━━━━━ MATERIAL SHOWN ━━━━━
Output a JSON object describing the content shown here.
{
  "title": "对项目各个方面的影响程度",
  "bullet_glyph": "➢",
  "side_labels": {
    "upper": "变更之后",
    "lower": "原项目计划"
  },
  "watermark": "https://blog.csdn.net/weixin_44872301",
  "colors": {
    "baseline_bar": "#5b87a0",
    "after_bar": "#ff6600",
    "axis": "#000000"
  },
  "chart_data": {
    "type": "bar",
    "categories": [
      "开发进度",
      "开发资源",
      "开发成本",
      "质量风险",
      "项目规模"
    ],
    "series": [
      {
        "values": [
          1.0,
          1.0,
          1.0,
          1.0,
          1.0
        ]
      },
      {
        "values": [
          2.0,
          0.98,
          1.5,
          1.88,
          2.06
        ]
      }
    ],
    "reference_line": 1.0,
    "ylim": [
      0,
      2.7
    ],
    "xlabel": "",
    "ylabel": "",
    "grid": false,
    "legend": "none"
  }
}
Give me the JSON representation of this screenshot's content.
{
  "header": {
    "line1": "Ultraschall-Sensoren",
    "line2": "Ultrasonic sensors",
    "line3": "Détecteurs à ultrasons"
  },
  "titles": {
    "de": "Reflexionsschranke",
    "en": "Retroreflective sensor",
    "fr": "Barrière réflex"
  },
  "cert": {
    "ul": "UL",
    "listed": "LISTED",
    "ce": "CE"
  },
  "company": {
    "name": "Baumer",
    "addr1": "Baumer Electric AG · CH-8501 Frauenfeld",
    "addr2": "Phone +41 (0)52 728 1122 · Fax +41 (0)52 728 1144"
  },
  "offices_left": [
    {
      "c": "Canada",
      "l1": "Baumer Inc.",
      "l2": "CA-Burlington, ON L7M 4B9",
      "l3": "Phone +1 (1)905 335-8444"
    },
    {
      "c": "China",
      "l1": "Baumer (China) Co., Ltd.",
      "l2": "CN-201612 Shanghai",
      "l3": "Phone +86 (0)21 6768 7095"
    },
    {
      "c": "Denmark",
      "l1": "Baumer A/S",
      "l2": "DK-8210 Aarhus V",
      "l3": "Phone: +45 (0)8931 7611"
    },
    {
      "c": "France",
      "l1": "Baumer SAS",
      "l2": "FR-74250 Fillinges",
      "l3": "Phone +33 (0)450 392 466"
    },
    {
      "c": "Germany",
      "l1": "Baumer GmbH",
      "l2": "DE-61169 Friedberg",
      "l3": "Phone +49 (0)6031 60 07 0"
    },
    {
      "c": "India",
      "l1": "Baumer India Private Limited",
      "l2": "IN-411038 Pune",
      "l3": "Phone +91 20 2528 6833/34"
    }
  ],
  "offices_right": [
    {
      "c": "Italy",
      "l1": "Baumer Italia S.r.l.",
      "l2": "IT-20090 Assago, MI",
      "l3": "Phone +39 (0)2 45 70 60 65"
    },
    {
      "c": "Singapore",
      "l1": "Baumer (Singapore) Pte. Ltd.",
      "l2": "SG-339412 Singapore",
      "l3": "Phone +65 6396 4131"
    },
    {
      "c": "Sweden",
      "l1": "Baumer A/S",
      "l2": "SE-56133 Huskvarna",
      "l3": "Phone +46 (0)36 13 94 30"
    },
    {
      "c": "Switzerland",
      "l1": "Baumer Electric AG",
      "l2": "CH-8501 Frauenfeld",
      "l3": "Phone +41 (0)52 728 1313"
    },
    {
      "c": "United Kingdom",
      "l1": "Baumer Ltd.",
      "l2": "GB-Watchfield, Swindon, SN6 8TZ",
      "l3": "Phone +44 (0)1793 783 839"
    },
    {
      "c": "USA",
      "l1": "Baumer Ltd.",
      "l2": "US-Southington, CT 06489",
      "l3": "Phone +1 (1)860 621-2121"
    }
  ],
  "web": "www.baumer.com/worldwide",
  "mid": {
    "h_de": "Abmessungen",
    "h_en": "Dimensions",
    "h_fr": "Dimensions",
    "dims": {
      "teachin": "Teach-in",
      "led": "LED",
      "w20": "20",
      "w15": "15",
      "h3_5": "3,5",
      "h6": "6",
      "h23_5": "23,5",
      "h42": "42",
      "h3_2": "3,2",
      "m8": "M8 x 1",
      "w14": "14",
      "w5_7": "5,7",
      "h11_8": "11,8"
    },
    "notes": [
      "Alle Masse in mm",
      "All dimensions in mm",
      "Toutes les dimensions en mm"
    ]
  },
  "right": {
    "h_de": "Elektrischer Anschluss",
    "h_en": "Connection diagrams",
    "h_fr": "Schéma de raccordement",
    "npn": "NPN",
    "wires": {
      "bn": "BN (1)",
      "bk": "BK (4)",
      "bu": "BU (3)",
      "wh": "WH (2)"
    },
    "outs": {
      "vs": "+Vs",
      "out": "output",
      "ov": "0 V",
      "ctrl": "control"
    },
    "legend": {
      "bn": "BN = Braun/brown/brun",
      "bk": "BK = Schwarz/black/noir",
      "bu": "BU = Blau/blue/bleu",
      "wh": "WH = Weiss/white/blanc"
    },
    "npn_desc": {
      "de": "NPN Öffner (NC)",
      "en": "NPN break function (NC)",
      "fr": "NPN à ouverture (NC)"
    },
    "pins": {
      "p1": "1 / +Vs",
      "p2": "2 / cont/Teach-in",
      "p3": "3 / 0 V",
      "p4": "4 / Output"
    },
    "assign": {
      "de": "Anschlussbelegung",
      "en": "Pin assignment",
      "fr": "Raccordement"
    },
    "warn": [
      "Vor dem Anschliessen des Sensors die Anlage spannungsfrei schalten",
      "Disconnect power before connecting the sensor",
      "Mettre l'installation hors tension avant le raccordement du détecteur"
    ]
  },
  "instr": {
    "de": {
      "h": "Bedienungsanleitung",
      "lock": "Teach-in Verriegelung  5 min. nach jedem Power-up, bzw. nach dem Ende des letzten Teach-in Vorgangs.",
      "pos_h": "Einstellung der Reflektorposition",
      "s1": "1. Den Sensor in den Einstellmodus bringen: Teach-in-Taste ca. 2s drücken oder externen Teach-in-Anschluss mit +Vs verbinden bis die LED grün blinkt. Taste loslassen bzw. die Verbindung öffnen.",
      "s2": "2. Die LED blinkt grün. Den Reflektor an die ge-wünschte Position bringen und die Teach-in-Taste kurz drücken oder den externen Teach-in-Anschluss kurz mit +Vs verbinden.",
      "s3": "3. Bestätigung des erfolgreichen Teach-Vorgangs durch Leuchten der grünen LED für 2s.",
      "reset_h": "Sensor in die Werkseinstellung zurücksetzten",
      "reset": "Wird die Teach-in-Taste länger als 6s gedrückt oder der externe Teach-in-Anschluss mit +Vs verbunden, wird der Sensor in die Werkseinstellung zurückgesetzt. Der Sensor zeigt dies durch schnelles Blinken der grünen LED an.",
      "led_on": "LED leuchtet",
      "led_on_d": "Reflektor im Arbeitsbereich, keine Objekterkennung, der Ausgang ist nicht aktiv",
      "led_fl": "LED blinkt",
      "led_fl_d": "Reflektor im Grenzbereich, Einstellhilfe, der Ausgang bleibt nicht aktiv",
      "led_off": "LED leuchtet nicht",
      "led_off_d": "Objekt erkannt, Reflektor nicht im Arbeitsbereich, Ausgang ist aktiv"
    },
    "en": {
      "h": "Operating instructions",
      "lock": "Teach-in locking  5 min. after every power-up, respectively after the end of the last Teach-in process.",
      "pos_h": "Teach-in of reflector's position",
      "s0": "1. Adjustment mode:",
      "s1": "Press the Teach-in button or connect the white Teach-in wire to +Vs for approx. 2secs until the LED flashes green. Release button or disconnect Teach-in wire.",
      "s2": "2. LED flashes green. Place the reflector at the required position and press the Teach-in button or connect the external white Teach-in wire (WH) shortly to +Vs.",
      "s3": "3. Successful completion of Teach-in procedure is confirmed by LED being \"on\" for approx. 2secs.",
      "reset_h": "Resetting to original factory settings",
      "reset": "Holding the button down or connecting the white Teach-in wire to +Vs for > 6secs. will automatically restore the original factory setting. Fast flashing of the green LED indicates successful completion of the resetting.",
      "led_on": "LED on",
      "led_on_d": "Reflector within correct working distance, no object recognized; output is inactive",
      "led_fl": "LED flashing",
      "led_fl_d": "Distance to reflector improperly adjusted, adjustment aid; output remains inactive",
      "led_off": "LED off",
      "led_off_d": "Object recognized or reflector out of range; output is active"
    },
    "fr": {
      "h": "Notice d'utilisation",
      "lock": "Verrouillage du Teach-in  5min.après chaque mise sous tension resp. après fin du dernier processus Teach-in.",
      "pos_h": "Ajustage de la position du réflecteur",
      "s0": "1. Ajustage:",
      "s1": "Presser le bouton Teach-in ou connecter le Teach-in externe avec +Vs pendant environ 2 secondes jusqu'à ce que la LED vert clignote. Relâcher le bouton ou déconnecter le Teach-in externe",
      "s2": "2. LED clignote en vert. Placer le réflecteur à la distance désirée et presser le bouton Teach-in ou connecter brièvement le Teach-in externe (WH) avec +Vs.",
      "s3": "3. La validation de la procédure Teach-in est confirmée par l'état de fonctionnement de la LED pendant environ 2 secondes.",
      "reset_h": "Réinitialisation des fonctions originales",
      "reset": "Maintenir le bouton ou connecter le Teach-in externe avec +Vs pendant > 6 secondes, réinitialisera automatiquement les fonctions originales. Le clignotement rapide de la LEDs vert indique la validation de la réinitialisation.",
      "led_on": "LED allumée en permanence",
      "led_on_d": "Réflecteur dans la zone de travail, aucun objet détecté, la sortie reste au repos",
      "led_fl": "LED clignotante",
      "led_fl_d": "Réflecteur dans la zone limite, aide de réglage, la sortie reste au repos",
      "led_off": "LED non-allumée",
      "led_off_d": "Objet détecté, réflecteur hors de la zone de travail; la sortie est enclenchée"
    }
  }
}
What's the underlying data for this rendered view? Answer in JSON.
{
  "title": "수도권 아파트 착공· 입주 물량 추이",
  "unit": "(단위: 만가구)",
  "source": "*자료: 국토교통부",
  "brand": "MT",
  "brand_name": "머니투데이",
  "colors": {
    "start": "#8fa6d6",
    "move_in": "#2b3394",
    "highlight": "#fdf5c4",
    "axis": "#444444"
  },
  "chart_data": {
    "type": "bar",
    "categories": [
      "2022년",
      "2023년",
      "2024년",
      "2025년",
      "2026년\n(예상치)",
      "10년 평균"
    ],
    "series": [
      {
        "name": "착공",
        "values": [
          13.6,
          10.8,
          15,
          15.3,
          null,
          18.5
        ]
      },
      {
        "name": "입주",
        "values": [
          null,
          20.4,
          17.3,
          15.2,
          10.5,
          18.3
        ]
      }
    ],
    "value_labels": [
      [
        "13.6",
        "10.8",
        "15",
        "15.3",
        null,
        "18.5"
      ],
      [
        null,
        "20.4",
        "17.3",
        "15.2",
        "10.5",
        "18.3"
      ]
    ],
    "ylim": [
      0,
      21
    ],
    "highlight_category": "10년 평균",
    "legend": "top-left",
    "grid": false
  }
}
━━━━━
TO BE DONE.
From the data above, copy each line that holds "India".

COMPLETE OUTPUT.
      "c": "India",
      "l1": "Baumer India Private Limited",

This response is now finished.